# Do this
Exactly reproduce the line that contains "Enumerate this screenshot's" and all lines after it in the entries below, through the very last line.

━━━━━━━━━━━━━━━━

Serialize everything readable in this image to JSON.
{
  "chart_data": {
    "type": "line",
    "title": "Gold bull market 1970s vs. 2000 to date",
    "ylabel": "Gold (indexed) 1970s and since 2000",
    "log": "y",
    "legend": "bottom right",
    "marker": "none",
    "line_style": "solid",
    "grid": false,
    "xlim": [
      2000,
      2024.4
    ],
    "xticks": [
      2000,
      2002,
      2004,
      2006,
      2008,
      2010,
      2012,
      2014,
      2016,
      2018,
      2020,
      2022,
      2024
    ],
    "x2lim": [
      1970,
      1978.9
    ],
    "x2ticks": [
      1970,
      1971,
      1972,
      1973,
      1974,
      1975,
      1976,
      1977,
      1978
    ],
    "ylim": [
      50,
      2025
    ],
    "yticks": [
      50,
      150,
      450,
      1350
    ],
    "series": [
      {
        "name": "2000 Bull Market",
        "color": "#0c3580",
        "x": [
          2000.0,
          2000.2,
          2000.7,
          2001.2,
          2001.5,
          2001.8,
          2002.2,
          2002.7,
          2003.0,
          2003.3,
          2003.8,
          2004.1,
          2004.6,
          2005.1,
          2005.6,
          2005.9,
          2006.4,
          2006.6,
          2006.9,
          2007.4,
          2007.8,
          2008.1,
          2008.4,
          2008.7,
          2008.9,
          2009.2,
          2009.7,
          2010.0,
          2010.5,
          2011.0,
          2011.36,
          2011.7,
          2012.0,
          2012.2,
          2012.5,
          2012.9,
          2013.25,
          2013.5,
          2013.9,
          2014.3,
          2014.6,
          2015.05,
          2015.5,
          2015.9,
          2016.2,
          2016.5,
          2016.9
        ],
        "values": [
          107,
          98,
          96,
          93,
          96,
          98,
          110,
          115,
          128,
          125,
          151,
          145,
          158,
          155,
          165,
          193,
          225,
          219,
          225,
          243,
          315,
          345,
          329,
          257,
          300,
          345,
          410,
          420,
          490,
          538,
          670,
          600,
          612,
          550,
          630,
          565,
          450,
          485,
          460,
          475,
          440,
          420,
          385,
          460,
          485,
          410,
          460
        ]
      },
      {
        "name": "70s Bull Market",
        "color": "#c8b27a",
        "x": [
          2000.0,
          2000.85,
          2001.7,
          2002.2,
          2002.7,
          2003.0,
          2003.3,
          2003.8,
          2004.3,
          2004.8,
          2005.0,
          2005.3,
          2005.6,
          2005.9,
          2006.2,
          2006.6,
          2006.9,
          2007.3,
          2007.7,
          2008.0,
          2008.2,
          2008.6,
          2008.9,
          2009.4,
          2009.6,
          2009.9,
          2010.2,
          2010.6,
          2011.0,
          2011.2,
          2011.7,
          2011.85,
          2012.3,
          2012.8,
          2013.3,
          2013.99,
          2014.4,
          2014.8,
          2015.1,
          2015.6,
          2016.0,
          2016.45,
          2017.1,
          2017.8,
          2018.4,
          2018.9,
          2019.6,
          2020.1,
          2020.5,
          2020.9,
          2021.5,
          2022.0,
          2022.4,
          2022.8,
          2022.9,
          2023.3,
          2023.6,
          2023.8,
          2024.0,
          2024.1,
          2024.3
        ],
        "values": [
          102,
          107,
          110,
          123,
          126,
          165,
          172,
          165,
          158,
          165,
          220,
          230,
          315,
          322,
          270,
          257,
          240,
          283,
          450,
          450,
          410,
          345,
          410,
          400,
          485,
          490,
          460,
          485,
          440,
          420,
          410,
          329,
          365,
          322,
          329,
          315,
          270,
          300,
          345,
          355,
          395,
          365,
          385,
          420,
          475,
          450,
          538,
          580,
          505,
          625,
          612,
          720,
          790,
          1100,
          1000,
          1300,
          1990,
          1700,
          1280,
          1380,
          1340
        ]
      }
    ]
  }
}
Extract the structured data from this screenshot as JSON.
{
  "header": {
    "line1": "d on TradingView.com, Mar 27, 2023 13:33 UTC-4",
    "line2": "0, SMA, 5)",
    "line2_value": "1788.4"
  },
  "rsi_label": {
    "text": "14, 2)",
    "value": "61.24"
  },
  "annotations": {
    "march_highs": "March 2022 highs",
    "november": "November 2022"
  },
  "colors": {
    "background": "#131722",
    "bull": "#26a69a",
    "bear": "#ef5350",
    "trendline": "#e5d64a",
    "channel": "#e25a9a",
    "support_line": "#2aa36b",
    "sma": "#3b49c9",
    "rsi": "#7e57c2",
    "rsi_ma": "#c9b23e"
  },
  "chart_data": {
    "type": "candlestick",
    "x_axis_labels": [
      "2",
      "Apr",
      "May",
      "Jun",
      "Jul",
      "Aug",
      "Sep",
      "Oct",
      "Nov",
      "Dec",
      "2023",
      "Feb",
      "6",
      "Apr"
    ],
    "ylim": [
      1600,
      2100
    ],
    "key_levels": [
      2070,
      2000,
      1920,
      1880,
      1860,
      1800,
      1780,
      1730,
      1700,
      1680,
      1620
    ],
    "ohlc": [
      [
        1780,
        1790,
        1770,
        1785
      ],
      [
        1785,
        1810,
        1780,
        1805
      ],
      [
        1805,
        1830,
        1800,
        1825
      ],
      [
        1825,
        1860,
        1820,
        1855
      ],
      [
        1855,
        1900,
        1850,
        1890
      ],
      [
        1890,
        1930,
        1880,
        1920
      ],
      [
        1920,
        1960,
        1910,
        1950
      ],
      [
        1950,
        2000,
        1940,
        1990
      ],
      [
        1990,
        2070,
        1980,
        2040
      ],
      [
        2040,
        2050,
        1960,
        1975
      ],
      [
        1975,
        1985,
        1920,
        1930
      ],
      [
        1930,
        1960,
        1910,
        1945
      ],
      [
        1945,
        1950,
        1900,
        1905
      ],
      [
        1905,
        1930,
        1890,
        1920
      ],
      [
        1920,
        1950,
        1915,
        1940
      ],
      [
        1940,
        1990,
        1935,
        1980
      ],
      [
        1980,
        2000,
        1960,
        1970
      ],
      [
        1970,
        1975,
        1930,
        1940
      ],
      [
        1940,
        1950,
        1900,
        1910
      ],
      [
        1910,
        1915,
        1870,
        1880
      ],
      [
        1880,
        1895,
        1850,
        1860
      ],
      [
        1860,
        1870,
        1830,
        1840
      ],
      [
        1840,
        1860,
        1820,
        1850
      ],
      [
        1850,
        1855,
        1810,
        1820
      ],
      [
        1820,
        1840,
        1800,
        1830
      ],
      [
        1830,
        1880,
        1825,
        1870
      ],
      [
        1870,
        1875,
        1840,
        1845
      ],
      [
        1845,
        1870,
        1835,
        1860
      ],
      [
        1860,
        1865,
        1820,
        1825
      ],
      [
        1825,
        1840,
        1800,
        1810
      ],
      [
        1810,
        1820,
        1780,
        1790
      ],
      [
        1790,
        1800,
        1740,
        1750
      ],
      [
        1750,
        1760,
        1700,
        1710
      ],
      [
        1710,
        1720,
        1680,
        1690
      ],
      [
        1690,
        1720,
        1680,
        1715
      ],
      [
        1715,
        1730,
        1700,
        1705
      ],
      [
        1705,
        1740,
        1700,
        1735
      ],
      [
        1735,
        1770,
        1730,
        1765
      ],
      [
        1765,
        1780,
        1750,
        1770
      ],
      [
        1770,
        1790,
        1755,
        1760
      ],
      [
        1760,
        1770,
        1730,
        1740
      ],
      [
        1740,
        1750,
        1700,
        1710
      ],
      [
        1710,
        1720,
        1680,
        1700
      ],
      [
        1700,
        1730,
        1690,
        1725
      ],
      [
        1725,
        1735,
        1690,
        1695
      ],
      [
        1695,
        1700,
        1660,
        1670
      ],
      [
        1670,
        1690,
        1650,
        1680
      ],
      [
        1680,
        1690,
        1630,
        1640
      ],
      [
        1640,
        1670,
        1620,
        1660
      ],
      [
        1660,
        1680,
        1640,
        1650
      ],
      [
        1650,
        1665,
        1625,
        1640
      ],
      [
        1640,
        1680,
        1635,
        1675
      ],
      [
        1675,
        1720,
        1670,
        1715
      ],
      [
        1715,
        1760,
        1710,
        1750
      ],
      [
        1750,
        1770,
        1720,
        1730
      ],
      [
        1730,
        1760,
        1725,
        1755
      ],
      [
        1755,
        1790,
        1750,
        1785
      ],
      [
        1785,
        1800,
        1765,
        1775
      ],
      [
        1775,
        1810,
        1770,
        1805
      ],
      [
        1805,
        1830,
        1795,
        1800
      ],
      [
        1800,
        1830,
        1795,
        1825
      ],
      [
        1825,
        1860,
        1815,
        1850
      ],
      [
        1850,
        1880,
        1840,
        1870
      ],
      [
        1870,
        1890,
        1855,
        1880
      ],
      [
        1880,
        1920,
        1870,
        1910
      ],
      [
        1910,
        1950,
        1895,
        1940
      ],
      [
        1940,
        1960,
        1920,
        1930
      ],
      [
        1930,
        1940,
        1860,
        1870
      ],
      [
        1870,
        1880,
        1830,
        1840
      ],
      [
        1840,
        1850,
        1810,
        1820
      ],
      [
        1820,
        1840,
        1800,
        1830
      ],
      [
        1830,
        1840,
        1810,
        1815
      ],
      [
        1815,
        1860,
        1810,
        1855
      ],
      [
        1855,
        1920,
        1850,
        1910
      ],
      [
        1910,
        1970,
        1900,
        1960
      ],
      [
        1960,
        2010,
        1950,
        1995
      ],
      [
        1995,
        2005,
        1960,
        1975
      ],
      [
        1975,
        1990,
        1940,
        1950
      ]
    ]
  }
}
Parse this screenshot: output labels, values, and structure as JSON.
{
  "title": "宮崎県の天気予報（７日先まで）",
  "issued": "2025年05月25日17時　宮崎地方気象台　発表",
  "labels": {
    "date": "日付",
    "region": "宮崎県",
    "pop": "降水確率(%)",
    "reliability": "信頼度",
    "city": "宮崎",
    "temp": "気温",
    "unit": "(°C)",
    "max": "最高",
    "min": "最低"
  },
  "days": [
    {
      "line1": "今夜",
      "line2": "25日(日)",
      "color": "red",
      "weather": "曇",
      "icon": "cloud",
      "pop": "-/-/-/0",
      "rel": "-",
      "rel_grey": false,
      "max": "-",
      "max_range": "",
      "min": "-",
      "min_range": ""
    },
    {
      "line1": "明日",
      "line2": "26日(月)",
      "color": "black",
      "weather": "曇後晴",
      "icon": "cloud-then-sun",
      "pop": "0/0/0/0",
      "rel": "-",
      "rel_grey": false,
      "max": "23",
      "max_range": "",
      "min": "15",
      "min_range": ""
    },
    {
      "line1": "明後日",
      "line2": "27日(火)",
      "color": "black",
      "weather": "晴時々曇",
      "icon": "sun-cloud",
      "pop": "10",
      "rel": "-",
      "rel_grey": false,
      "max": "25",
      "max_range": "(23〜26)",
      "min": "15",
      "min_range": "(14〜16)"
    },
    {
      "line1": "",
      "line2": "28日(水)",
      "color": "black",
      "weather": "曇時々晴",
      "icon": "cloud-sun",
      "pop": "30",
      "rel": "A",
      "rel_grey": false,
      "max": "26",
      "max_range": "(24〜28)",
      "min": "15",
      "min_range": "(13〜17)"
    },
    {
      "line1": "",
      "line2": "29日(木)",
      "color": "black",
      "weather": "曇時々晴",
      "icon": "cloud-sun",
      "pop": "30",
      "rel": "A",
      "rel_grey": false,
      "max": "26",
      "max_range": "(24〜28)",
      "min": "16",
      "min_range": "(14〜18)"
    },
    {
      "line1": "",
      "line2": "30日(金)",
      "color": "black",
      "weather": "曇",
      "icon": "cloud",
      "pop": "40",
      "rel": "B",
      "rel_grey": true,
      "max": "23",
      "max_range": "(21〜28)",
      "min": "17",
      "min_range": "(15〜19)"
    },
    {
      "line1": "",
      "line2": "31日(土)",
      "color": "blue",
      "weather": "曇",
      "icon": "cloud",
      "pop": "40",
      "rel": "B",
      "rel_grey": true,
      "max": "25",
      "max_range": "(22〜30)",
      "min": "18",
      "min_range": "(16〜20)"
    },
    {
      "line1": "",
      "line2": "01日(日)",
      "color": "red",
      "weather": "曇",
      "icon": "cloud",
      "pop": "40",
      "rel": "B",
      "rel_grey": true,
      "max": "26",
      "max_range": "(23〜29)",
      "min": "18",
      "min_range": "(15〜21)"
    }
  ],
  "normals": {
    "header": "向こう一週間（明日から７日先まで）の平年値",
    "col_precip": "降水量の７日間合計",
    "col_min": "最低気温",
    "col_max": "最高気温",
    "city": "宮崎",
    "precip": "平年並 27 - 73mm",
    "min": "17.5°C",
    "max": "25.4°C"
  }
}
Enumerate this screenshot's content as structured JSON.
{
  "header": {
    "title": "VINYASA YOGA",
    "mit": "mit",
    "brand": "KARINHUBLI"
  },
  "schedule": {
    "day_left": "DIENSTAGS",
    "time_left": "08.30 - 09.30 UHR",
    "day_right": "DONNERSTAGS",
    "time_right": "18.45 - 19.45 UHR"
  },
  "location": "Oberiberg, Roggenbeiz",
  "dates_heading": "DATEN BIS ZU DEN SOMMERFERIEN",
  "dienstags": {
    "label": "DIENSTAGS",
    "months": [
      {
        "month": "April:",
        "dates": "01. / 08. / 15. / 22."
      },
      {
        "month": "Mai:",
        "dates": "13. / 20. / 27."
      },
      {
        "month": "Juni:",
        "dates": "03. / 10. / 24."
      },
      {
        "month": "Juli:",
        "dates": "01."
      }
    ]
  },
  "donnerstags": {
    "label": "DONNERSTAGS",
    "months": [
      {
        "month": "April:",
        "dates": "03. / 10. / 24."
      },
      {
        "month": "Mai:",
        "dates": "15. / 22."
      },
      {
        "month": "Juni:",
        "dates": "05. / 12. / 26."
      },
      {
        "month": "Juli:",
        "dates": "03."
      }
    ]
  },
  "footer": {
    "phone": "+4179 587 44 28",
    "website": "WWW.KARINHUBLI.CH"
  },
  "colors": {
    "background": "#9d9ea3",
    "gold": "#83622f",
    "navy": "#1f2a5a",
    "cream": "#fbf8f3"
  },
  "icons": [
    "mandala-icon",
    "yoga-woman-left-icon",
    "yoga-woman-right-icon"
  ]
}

━━━━━━━━━━━━━━━━

# Correct answer
Enumerate this screenshot's content as structured JSON.
{
  "header": {
    "title": "VINYASA YOGA",
    "mit": "mit",
    "brand": "KARINHUBLI"
  },
  "schedule": {
    "day_left": "DIENSTAGS",
    "time_left": "08.30 - 09.30 UHR",
    "day_right": "DONNERSTAGS",
    "time_right": "18.45 - 19.45 UHR"
  },
  "location": "Oberiberg, Roggenbeiz",
  "dates_heading": "DATEN BIS ZU DEN SOMMERFERIEN",
  "dienstags": {
    "label": "DIENSTAGS",
    "months": [
      {
        "month": "April:",
        "dates": "01. / 08. / 15. / 22."
      },
      {
        "month": "Mai:",
        "dates": "13. / 20. / 27."
      },
      {
        "month": "Juni:",
        "dates": "03. / 10. / 24."
      },
      {
        "month": "Juli:",
        "dates": "01."
      }
    ]
  },
  "donnerstags": {
    "label": "DONNERSTAGS",
    "months": [
      {
        "month": "April:",
        "dates": "03. / 10. / 24."
      },
      {
        "month": "Mai:",
        "dates": "15. / 22."
      },
      {
        "month": "Juni:",
        "dates": "05. / 12. / 26."
      },
      {
        "month": "Juli:",
        "dates": "03."
      }
    ]
  },
  "footer": {
    "phone": "+4179 587 44 28",
    "website": "WWW.KARINHUBLI.CH"
  },
  "colors": {
    "background": "#9d9ea3",
    "gold": "#83622f",
    "navy": "#1f2a5a",
    "cream": "#fbf8f3"
  },
  "icons": [
    "mandala-icon",
    "yoga-woman-left-icon",
    "yoga-woman-right-icon"
  ]
}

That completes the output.